#### Work to complete
Please copy every line of the records below that holds the word "look".

--- Start of Data supplied ---

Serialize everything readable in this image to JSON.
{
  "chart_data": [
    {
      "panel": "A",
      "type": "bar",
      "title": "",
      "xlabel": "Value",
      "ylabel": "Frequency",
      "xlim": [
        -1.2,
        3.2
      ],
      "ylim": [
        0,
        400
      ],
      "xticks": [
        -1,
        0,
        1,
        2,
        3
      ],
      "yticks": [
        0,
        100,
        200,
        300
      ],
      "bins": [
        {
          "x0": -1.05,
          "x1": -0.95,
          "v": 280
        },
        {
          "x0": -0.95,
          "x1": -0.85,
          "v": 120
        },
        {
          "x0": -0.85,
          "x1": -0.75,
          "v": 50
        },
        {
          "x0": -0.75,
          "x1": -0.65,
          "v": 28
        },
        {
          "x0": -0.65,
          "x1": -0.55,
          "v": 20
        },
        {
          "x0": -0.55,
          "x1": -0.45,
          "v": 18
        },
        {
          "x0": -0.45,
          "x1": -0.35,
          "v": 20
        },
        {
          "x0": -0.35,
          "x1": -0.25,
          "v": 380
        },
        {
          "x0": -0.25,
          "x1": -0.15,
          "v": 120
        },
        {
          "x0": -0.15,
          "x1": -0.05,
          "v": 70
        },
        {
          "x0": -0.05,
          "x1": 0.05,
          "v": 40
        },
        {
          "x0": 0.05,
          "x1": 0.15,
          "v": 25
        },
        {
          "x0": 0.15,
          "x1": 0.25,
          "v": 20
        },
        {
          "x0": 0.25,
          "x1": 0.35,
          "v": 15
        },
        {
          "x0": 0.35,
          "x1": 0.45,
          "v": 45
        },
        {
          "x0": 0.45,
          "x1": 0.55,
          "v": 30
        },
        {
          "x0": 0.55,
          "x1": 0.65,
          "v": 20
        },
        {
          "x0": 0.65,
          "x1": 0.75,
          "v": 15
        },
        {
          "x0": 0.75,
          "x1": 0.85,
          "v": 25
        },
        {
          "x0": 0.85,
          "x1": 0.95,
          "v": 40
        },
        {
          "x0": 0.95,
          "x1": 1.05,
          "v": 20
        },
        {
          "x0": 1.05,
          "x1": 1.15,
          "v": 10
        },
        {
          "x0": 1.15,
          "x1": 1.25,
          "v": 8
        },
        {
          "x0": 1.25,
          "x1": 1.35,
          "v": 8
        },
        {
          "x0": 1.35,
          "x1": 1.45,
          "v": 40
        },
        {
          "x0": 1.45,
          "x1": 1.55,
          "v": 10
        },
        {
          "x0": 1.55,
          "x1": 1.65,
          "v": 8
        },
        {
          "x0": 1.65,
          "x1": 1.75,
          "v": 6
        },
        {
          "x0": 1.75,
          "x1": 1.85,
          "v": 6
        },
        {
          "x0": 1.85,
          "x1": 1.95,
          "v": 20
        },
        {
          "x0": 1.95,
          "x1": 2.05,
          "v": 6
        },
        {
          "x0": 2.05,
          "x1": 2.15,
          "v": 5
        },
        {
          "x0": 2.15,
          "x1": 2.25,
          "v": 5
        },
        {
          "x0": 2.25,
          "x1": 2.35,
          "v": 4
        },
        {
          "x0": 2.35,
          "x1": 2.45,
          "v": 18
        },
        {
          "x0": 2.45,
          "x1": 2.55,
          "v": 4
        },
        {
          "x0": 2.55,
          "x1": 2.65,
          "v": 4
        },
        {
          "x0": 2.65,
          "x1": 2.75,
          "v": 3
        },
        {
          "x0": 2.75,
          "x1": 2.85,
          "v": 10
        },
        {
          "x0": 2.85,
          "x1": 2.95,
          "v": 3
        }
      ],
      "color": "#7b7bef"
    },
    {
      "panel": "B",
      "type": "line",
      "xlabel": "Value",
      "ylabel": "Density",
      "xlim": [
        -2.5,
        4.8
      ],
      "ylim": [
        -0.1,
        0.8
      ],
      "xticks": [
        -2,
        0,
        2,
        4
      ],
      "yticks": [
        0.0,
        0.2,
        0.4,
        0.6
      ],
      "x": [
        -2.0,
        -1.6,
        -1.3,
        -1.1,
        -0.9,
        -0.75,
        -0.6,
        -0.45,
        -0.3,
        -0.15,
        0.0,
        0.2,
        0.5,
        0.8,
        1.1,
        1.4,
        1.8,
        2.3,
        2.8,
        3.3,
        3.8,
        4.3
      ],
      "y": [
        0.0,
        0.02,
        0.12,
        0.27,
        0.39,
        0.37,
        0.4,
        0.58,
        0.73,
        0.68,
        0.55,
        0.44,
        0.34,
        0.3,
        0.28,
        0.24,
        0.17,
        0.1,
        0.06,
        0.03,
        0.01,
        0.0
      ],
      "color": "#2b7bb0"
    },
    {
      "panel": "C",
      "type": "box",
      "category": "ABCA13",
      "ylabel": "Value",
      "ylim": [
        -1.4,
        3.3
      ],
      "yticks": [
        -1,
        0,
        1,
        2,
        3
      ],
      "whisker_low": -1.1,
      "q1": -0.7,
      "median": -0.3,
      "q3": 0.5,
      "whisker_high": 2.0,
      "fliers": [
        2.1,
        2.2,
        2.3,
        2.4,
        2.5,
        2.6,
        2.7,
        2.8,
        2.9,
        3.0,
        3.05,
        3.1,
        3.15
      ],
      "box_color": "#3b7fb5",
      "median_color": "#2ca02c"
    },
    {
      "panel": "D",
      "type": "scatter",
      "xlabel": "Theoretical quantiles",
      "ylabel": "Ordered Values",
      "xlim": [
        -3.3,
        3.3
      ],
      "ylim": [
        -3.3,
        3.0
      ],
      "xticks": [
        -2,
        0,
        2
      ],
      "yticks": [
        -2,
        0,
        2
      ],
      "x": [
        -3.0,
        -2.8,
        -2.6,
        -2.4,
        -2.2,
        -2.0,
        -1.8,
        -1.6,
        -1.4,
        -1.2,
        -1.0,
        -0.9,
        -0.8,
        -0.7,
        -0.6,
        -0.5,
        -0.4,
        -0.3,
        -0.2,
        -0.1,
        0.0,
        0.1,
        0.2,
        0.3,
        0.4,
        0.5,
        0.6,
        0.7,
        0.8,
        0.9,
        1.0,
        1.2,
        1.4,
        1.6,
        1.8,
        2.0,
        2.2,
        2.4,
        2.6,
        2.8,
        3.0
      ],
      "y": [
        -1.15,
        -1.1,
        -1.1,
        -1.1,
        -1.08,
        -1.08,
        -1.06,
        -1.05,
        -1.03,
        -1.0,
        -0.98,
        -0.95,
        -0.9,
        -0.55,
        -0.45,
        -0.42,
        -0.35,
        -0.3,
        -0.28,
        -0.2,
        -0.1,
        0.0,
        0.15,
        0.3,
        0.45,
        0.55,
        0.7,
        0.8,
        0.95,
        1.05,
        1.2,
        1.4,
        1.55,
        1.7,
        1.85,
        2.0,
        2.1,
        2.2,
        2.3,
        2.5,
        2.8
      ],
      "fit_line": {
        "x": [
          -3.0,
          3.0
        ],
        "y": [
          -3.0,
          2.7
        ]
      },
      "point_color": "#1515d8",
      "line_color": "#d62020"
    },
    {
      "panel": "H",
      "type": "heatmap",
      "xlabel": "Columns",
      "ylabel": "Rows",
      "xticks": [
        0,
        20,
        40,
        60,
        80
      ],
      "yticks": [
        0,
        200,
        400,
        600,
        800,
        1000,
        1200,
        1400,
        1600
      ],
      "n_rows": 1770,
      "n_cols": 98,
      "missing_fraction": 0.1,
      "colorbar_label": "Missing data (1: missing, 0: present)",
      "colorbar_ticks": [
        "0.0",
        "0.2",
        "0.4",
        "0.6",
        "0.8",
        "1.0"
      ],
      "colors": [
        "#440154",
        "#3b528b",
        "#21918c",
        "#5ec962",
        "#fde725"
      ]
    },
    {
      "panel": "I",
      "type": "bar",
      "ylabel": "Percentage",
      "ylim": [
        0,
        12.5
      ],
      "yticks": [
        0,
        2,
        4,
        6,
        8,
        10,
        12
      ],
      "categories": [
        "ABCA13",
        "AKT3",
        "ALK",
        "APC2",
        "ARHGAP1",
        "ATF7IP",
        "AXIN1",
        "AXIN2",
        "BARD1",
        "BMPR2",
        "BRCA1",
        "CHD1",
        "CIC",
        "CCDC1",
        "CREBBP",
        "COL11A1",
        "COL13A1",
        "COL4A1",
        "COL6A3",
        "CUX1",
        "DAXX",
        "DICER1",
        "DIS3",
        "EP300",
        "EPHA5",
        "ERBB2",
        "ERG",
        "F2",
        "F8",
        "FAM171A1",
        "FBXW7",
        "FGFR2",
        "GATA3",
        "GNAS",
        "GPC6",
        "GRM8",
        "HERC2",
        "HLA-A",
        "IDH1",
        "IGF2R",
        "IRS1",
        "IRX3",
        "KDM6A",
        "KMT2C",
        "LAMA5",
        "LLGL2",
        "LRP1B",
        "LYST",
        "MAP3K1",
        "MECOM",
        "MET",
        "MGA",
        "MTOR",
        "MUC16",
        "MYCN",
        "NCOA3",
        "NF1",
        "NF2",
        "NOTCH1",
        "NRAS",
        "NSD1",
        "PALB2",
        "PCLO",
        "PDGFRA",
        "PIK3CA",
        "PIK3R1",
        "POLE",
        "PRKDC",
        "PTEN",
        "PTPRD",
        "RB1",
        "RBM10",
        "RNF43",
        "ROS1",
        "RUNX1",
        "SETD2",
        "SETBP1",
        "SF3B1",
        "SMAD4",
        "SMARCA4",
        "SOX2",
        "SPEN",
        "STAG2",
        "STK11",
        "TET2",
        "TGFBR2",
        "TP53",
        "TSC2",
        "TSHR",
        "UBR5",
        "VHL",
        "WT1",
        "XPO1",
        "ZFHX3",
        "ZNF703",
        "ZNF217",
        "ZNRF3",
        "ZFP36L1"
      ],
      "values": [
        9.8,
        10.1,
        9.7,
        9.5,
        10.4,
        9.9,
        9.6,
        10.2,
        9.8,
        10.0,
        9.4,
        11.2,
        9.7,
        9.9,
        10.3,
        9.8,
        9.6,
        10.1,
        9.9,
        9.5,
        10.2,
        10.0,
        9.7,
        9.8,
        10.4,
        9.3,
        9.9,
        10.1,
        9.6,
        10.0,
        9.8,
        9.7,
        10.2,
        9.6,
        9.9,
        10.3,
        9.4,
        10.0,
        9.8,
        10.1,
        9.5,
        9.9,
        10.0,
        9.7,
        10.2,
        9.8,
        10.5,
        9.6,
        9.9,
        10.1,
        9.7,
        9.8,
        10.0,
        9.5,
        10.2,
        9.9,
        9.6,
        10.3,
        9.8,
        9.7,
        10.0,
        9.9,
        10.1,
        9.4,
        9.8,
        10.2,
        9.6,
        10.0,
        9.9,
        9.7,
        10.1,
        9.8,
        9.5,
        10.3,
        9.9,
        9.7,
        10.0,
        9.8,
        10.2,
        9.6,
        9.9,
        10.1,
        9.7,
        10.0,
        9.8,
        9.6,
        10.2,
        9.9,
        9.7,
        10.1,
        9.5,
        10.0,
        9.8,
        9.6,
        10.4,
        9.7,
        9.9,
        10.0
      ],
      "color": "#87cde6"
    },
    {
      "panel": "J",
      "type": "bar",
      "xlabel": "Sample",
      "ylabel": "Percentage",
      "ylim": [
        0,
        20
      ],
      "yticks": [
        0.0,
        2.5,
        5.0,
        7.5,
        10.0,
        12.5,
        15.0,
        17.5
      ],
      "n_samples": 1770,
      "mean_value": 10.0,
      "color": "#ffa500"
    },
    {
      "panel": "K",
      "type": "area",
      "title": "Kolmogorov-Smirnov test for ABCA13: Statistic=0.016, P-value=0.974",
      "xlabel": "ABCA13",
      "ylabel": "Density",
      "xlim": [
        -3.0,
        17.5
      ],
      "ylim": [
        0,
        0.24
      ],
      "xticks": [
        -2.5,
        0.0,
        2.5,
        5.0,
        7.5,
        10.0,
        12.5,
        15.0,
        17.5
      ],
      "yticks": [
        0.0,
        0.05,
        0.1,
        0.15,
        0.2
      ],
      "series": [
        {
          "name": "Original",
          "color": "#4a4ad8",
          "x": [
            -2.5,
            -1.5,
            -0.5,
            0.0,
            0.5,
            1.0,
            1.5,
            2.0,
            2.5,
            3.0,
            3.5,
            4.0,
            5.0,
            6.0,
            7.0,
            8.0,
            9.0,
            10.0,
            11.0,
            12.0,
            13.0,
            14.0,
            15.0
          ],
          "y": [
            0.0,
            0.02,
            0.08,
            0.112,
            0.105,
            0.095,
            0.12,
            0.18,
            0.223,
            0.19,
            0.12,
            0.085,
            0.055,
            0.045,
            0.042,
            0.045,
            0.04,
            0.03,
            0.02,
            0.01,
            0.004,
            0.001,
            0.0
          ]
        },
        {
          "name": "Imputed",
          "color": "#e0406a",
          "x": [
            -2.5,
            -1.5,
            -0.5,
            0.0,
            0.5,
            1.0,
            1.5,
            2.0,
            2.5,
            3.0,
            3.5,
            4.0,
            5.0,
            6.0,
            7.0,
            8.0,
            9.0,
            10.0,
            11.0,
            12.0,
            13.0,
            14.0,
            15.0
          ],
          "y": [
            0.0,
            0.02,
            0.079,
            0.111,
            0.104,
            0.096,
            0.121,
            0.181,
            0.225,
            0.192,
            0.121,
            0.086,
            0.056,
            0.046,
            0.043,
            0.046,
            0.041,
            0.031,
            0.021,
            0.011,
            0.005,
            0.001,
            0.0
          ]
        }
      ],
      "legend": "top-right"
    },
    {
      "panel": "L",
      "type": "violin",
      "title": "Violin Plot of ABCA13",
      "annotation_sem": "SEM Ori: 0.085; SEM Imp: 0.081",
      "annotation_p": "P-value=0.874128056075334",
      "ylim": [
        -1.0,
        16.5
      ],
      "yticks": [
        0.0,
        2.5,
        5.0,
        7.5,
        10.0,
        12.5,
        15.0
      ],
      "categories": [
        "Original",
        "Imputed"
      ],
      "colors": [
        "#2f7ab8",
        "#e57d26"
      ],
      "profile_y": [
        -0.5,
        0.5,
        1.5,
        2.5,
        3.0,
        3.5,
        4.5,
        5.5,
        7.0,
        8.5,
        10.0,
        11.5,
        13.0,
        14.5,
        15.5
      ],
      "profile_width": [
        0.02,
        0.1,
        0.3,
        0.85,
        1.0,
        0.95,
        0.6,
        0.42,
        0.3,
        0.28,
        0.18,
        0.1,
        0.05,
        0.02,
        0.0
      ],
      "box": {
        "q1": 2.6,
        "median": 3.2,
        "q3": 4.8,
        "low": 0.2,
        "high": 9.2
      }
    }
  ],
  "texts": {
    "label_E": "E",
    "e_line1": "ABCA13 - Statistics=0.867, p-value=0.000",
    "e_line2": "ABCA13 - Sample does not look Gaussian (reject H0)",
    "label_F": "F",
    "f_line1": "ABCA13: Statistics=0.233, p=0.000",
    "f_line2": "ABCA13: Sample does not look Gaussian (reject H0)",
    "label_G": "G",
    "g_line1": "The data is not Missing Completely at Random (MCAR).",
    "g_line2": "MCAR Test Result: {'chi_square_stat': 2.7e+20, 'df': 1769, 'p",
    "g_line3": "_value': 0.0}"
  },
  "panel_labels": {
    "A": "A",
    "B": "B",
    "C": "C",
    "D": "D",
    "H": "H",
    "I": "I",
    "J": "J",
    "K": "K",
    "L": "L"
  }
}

--- End of Data supplied ---

#### Answer below
    "e_line2": "ABCA13 - Sample does not look Gaussian (reject H0)",
    "f_line2": "ABCA13: Sample does not look Gaussian (reject H0)",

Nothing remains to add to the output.